=== Stored records ===

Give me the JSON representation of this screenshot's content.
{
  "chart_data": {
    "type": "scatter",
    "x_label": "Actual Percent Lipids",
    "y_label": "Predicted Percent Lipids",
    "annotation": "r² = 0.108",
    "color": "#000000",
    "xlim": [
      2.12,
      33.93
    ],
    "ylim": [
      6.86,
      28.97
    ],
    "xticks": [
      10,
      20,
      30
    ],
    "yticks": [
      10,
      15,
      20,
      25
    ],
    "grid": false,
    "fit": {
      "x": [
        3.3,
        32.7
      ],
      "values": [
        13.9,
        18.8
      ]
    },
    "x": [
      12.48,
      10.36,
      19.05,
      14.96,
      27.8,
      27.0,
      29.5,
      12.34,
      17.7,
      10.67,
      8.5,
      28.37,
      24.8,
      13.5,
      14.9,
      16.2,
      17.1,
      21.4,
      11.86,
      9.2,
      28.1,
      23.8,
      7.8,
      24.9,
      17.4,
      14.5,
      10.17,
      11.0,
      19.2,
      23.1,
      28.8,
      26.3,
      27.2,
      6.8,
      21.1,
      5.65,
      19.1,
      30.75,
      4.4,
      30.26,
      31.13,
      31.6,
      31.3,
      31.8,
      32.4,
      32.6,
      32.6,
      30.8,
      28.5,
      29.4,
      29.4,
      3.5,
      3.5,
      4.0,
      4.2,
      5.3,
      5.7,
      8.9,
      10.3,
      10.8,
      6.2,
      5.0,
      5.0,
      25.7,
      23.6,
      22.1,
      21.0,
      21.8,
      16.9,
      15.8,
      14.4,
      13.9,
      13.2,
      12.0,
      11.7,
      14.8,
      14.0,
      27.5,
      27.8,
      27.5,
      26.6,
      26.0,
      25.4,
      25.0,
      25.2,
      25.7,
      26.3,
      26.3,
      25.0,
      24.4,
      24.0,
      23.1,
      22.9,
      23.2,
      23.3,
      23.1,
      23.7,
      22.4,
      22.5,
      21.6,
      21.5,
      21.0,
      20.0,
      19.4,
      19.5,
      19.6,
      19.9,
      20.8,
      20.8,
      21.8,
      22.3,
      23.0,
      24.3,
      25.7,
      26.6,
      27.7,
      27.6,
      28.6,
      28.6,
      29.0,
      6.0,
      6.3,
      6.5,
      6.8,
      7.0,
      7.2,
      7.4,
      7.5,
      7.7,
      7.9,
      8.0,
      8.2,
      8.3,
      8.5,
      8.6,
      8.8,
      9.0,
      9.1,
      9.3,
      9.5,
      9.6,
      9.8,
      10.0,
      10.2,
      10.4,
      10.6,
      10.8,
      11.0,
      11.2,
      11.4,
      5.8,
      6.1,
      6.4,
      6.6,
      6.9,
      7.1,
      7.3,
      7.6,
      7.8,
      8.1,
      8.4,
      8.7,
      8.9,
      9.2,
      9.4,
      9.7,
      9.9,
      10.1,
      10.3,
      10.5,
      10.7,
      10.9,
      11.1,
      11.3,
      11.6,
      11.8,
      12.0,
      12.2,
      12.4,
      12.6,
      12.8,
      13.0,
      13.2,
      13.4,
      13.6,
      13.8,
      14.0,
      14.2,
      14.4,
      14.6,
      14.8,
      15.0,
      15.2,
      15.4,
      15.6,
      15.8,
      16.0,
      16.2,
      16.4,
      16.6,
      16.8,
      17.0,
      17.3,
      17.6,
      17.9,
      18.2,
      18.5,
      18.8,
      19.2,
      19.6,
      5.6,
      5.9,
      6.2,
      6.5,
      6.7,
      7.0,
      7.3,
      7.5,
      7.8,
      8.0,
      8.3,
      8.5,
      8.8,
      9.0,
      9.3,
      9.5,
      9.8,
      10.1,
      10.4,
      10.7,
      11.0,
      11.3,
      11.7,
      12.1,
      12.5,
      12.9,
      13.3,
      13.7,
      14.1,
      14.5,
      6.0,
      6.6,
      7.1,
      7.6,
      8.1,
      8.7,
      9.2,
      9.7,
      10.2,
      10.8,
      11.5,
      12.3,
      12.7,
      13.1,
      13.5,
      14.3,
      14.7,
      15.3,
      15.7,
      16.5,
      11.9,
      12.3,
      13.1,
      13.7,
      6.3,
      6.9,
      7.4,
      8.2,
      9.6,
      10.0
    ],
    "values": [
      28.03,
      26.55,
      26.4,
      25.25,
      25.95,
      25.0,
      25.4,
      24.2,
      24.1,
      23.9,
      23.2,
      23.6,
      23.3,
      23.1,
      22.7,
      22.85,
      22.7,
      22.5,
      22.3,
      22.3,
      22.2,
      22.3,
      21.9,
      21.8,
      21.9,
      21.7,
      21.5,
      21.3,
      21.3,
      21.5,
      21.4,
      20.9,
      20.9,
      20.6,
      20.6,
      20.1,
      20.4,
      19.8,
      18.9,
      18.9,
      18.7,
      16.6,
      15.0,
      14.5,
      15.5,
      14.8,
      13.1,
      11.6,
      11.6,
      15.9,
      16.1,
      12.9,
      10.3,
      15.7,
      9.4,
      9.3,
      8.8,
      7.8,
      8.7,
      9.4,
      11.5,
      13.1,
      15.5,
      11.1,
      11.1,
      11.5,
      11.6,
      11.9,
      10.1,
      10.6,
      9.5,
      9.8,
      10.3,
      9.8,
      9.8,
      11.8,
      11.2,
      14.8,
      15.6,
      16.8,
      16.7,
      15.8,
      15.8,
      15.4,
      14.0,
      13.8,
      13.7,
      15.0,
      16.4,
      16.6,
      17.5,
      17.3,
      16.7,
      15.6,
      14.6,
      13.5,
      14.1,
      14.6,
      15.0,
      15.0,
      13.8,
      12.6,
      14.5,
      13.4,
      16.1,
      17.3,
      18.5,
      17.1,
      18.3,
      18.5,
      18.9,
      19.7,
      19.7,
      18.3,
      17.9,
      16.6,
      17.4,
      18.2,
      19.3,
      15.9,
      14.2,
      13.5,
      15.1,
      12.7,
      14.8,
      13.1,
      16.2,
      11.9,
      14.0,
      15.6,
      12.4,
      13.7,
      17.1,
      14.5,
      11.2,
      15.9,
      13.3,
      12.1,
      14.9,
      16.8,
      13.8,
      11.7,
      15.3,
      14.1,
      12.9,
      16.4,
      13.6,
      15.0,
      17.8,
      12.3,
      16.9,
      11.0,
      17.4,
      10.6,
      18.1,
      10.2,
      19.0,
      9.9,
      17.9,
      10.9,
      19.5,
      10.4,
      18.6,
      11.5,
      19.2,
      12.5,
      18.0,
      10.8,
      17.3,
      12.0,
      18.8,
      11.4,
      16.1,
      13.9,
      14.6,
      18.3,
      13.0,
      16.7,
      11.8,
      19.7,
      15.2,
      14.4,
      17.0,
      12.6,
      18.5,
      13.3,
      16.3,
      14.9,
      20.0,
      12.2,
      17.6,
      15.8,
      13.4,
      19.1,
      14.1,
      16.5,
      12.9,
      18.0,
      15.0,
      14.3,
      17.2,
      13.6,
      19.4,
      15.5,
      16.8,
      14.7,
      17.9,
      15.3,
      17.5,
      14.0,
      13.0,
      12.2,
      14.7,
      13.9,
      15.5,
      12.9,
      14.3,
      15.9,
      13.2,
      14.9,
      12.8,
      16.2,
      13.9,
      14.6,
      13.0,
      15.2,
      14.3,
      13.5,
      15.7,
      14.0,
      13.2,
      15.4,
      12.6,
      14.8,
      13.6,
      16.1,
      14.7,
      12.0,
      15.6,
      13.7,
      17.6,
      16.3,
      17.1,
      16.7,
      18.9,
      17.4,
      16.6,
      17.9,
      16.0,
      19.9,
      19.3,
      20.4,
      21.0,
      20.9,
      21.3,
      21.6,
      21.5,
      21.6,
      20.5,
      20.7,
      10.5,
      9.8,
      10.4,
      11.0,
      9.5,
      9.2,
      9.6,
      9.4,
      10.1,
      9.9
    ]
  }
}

===

• Given request
Report the number of lines that include the string "Percent"; return nothing but the count.

• Result of this task
2